-- start --

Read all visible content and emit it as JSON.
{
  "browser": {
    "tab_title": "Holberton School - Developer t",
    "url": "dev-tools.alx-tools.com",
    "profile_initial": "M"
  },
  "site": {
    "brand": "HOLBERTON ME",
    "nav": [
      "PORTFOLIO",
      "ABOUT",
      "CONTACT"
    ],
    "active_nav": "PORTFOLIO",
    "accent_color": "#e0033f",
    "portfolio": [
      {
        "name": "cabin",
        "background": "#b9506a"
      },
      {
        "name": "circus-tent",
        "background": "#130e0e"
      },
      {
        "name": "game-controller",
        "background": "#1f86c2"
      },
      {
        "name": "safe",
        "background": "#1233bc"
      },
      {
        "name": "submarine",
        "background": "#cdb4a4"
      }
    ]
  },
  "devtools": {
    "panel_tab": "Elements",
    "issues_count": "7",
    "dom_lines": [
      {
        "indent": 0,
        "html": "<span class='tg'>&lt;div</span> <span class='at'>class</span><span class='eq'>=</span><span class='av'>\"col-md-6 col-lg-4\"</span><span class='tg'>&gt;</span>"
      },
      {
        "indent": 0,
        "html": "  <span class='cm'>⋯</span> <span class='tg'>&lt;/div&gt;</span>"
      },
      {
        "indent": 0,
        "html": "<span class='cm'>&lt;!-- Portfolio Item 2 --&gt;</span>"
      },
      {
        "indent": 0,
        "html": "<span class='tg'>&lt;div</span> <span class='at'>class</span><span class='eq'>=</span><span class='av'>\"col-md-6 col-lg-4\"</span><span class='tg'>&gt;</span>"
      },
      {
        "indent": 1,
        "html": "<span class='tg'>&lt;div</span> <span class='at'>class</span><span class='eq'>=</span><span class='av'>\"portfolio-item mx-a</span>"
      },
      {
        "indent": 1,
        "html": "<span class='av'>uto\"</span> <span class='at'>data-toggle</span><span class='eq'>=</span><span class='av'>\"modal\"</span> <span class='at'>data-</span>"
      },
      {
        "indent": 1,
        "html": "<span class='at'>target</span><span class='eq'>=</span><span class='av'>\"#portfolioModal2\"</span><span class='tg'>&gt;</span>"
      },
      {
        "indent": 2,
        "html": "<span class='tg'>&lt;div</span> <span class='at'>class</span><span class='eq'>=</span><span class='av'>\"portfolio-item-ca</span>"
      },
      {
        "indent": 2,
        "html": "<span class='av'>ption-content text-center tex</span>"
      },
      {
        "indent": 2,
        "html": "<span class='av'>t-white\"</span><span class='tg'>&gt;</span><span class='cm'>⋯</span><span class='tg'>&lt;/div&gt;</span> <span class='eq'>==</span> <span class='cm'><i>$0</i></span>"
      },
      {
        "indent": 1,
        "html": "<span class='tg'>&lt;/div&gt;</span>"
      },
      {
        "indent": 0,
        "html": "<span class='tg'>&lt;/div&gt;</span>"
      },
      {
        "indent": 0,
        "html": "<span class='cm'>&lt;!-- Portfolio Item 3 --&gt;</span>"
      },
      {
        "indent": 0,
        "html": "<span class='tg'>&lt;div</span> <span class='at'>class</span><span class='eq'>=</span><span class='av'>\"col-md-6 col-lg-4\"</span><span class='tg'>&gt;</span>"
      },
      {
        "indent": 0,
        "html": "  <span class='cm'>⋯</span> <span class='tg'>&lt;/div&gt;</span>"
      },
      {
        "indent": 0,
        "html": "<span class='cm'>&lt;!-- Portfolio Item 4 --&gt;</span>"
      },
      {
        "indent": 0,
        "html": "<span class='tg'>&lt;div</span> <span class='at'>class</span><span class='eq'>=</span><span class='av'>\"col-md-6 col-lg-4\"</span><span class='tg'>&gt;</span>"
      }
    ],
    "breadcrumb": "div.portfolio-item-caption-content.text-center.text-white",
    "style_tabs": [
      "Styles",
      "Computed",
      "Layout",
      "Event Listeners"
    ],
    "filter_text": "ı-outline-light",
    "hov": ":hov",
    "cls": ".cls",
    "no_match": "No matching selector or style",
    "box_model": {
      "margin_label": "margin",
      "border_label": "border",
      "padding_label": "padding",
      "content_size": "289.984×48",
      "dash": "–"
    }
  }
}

-- end --

Filter for "center". Return all lines that hold it.

        "html": "<span class='av'>ption-content text-center tex</span>"
    "breadcrumb": "div.portfolio-item-caption-content.text-center.text-white",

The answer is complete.